┌────────

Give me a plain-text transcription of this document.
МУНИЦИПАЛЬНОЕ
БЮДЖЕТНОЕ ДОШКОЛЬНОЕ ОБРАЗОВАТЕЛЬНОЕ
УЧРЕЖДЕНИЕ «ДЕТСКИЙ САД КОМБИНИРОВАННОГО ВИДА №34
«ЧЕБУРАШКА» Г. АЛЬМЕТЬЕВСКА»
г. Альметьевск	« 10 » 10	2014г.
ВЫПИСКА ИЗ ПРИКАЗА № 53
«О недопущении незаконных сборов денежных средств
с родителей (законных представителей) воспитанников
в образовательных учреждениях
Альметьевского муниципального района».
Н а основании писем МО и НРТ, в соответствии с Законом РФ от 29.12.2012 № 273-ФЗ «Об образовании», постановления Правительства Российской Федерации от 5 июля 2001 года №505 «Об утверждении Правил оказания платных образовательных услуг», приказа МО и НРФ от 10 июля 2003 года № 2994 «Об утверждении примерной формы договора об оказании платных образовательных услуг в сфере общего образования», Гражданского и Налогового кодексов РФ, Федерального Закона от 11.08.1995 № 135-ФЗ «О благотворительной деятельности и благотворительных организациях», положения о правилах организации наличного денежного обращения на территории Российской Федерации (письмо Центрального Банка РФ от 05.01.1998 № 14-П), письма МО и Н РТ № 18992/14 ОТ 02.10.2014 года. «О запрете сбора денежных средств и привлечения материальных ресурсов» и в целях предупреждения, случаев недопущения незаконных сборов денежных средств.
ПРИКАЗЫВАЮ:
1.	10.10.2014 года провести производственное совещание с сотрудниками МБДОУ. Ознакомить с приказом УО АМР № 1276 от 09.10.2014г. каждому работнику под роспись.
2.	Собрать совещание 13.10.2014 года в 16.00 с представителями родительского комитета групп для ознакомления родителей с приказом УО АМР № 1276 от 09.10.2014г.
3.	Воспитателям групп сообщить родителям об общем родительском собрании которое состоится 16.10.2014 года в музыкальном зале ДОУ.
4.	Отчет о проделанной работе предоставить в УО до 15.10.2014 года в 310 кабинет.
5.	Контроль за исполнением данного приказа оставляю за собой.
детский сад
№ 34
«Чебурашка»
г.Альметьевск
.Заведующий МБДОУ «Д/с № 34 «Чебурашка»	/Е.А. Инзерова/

└────────

■ **WORK TO DO**: The records above need to be transcribed in full. Keep every character unchanged.

■ **OUTPUT OF THE EXERCISE**:
Give me a plain-text transcription of this document.
МУНИЦИПАЛЬНОЕ
БЮДЖЕТНОЕ ДОШКОЛЬНОЕ ОБРАЗОВАТЕЛЬНОЕ
УЧРЕЖДЕНИЕ «ДЕТСКИЙ САД КОМБИНИРОВАННОГО ВИДА №34
«ЧЕБУРАШКА» Г. АЛЬМЕТЬЕВСКА»
г. Альметьевск	« 10 » 10	2014г.
ВЫПИСКА ИЗ ПРИКАЗА № 53
«О недопущении незаконных сборов денежных средств
с родителей (законных представителей) воспитанников
в образовательных учреждениях
Альметьевского муниципального района».
Н а основании писем МО и НРТ, в соответствии с Законом РФ от 29.12.2012 № 273-ФЗ «Об образовании», постановления Правительства Российской Федерации от 5 июля 2001 года №505 «Об утверждении Правил оказания платных образовательных услуг», приказа МО и НРФ от 10 июля 2003 года № 2994 «Об утверждении примерной формы договора об оказании платных образовательных услуг в сфере общего образования», Гражданского и Налогового кодексов РФ, Федерального Закона от 11.08.1995 № 135-ФЗ «О благотворительной деятельности и благотворительных организациях», положения о правилах организации наличного денежного обращения на территории Российской Федерации (письмо Центрального Банка РФ от 05.01.1998 № 14-П), письма МО и Н РТ № 18992/14 ОТ 02.10.2014 года. «О запрете сбора денежных средств и привлечения материальных ресурсов» и в целях предупреждения, случаев недопущения незаконных сборов денежных средств.
ПРИКАЗЫВАЮ:
1.	10.10.2014 года провести производственное совещание с сотрудниками МБДОУ. Ознакомить с приказом УО АМР № 1276 от 09.10.2014г. каждому работнику под роспись.
2.	Собрать совещание 13.10.2014 года в 16.00 с представителями родительского комитета групп для ознакомления родителей с приказом УО АМР № 1276 от 09.10.2014г.
3.	Воспитателям групп сообщить родителям об общем родительском собрании которое состоится 16.10.2014 года в музыкальном зале ДОУ.
4.	Отчет о проделанной работе предоставить в УО до 15.10.2014 года в 310 кабинет.
5.	Контроль за исполнением данного приказа оставляю за собой.
детский сад
№ 34
«Чебурашка»
г.Альметьевск
.Заведующий МБДОУ «Д/с № 34 «Чебурашка»	/Е.А. Инзерова/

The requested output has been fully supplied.